§ **Problem details**
Skip the images and copy each record exactly as written.
Start of Records supplied
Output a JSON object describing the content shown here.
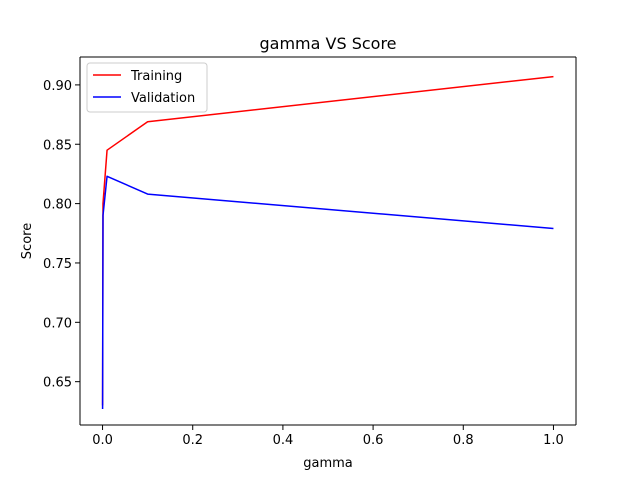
{
  "chart_data": {
    "type": "line",
    "title": "gamma VS Score",
    "xlabel": "gamma",
    "ylabel": "Score",
    "xlim": [
      -0.05,
      1.05
    ],
    "ylim": [
      0.6135,
      0.9235
    ],
    "xticks": [
      0.0,
      0.2,
      0.4,
      0.6,
      0.8,
      1.0
    ],
    "xtick_labels": [
      "0.0",
      "0.2",
      "0.4",
      "0.6",
      "0.8",
      "1.0"
    ],
    "yticks": [
      0.65,
      0.7,
      0.75,
      0.8,
      0.85,
      0.9
    ],
    "ytick_labels": [
      "0.65",
      "0.70",
      "0.75",
      "0.80",
      "0.85",
      "0.90"
    ],
    "grid": false,
    "legend_position": "upper-left",
    "x": [
      0.0001,
      0.001,
      0.01,
      0.1,
      1.0
    ],
    "series": [
      {
        "name": "Training",
        "color": "#ff0000",
        "values": [
          0.63,
          0.8,
          0.845,
          0.869,
          0.907
        ]
      },
      {
        "name": "Validation",
        "color": "#0000ff",
        "values": [
          0.627,
          0.79,
          0.823,
          0.808,
          0.779
        ]
      }
    ]
  }
}
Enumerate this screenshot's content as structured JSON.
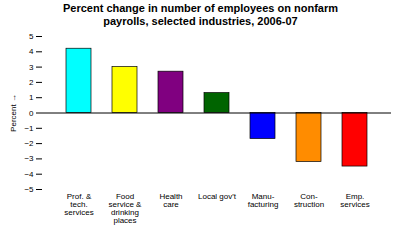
{
  "chart_data": {
    "type": "bar",
    "title": "Percent change in number of employees on nonfarm\npayrolls, selected industries, 2006-07",
    "categories": [
      "Prof. &\ntech.\nservices",
      "Food\nservice &\ndrinking\nplaces",
      "Health\ncare",
      "Local gov't",
      "Manu-\nfacturing",
      "Con-\nstruction",
      "Emp.\nservices"
    ],
    "values": [
      4.2,
      3.0,
      2.7,
      1.3,
      -1.7,
      -3.2,
      -3.5
    ],
    "colors": [
      "#00FFFF",
      "#FFFF00",
      "#800080",
      "#006400",
      "#0000FF",
      "#FF8C00",
      "#FF0000"
    ],
    "ylabel": "Percent",
    "ylim": [
      -5,
      5
    ],
    "yticks": [
      -5,
      -4,
      -3,
      -2,
      -1,
      0,
      1,
      2,
      3,
      4,
      5
    ],
    "grid": false
  }
}
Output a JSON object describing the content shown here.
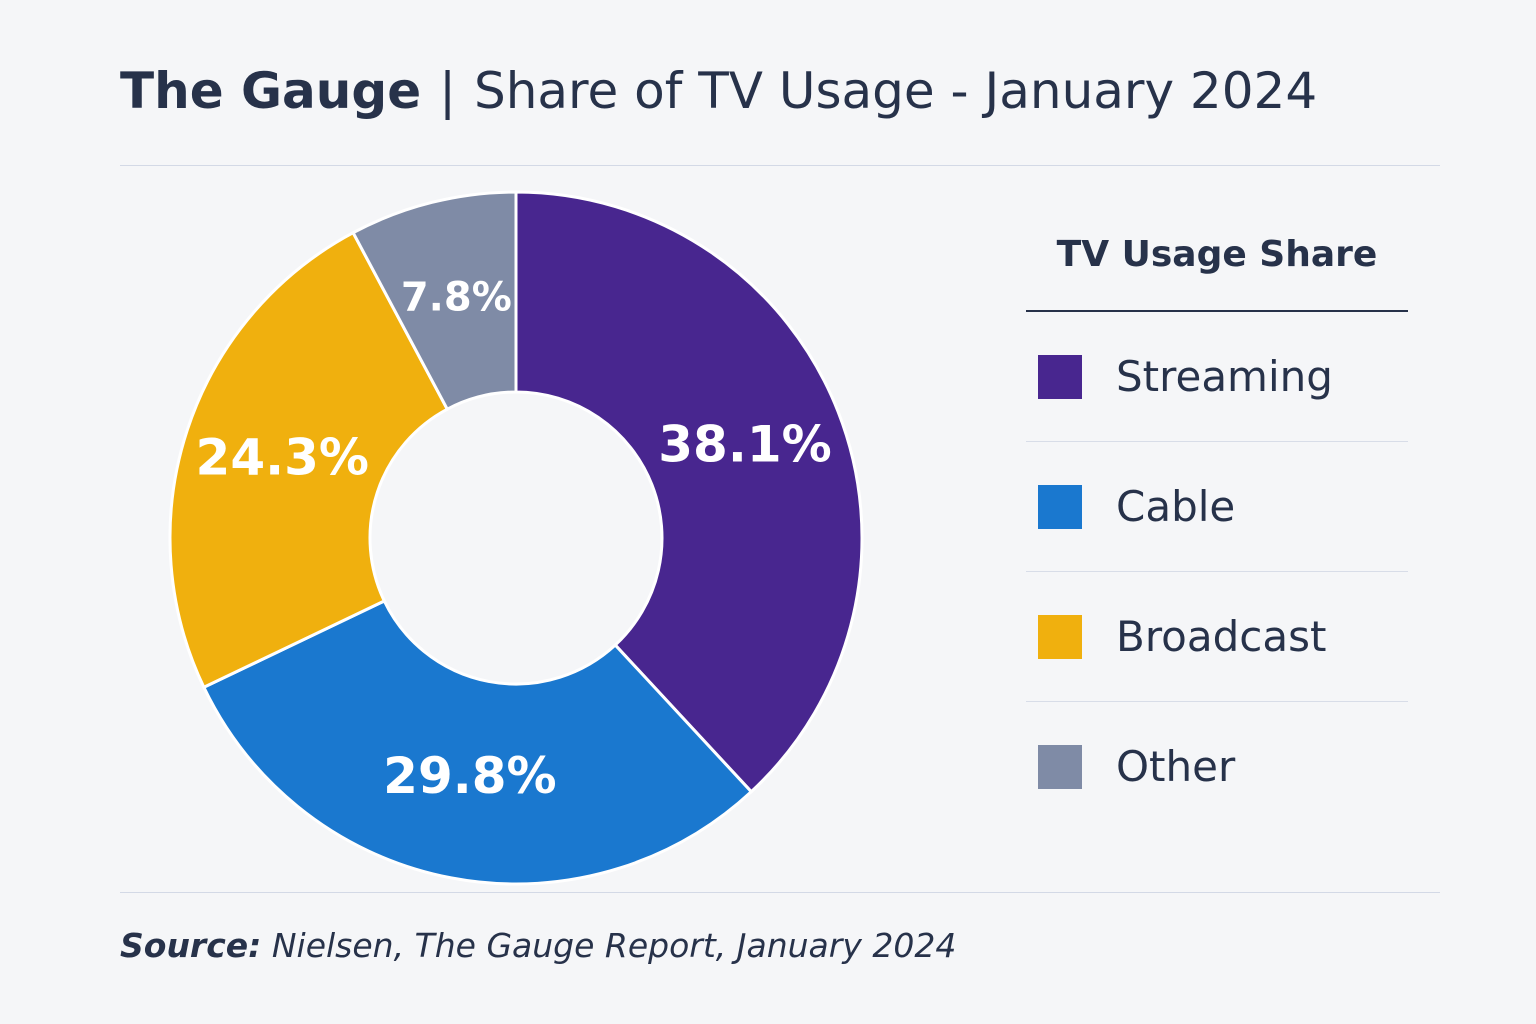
{
  "header": {
    "title_bold": "The Gauge",
    "separator": "|",
    "title_rest": "Share of TV Usage - January 2024"
  },
  "chart_data": {
    "type": "pie",
    "style": "donut",
    "categories": [
      "Streaming",
      "Cable",
      "Broadcast",
      "Other"
    ],
    "values": [
      38.1,
      29.8,
      24.3,
      7.8
    ],
    "labels": [
      "38.1%",
      "29.8%",
      "24.3%",
      "7.8%"
    ],
    "colors": [
      "#48268f",
      "#1a78cf",
      "#f0b00e",
      "#7f8ba6"
    ],
    "legend_title": "TV Usage Share",
    "legend_position": "right"
  },
  "legend": {
    "title": "TV Usage Share",
    "items": [
      {
        "label": "Streaming",
        "color": "#48268f"
      },
      {
        "label": "Cable",
        "color": "#1a78cf"
      },
      {
        "label": "Broadcast",
        "color": "#f0b00e"
      },
      {
        "label": "Other",
        "color": "#7f8ba6"
      }
    ]
  },
  "footer": {
    "source_label": "Source:",
    "source_text": "Nielsen, The Gauge Report, January 2024"
  }
}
End of Records supplied
§ **Response**
Output a JSON object describing the content shown here.
{
  "chart_data": {
    "type": "line",
    "title": "gamma VS Score",
    "xlabel": "gamma",
    "ylabel": "Score",
    "xlim": [
      -0.05,
      1.05
    ],
    "ylim": [
      0.6135,
      0.9235
    ],
    "xticks": [
      0.0,
      0.2,
      0.4,
      0.6,
      0.8,
      1.0
    ],
    "xtick_labels": [
      "0.0",
      "0.2",
      "0.4",
      "0.6",
      "0.8",
      "1.0"
    ],
    "yticks": [
      0.65,
      0.7,
      0.75,
      0.8,
      0.85,
      0.9
    ],
    "ytick_labels": [
      "0.65",
      "0.70",
      "0.75",
      "0.80",
      "0.85",
      "0.90"
    ],
    "grid": false,
    "legend_position": "upper-left",
    "x": [
      0.0001,
      0.001,
      0.01,
      0.1,
      1.0
    ],
    "series": [
      {
        "name": "Training",
        "color": "#ff0000",
        "values": [
          0.63,
          0.8,
          0.845,
          0.869,
          0.907
        ]
      },
      {
        "name": "Validation",
        "color": "#0000ff",
        "values": [
          0.627,
          0.79,
          0.823,
          0.808,
          0.779
        ]
      }
    ]
  }
}
Enumerate this screenshot's content as structured JSON.
{
  "chart_data": {
    "type": "bar",
    "title": "Percent change in number of employees on nonfarm\npayrolls, selected industries, 2006-07",
    "categories": [
      "Prof. &\ntech.\nservices",
      "Food\nservice &\ndrinking\nplaces",
      "Health\ncare",
      "Local gov't",
      "Manu-\nfacturing",
      "Con-\nstruction",
      "Emp.\nservices"
    ],
    "values": [
      4.2,
      3.0,
      2.7,
      1.3,
      -1.7,
      -3.2,
      -3.5
    ],
    "colors": [
      "#00FFFF",
      "#FFFF00",
      "#800080",
      "#006400",
      "#0000FF",
      "#FF8C00",
      "#FF0000"
    ],
    "ylabel": "Percent",
    "ylim": [
      -5,
      5
    ],
    "yticks": [
      -5,
      -4,
      -3,
      -2,
      -1,
      0,
      1,
      2,
      3,
      4,
      5
    ],
    "grid": false
  }
}
Output a JSON object describing the content shown here.
{
  "header": {
    "title_bold": "The Gauge",
    "separator": "|",
    "title_rest": "Share of TV Usage - January 2024"
  },
  "chart_data": {
    "type": "pie",
    "style": "donut",
    "categories": [
      "Streaming",
      "Cable",
      "Broadcast",
      "Other"
    ],
    "values": [
      38.1,
      29.8,
      24.3,
      7.8
    ],
    "labels": [
      "38.1%",
      "29.8%",
      "24.3%",
      "7.8%"
    ],
    "colors": [
      "#48268f",
      "#1a78cf",
      "#f0b00e",
      "#7f8ba6"
    ],
    "legend_title": "TV Usage Share",
    "legend_position": "right"
  },
  "legend": {
    "title": "TV Usage Share",
    "items": [
      {
        "label": "Streaming",
        "color": "#48268f"
      },
      {
        "label": "Cable",
        "color": "#1a78cf"
      },
      {
        "label": "Broadcast",
        "color": "#f0b00e"
      },
      {
        "label": "Other",
        "color": "#7f8ba6"
      }
    ]
  },
  "footer": {
    "source_label": "Source:",
    "source_text": "Nielsen, The Gauge Report, January 2024"
  }
}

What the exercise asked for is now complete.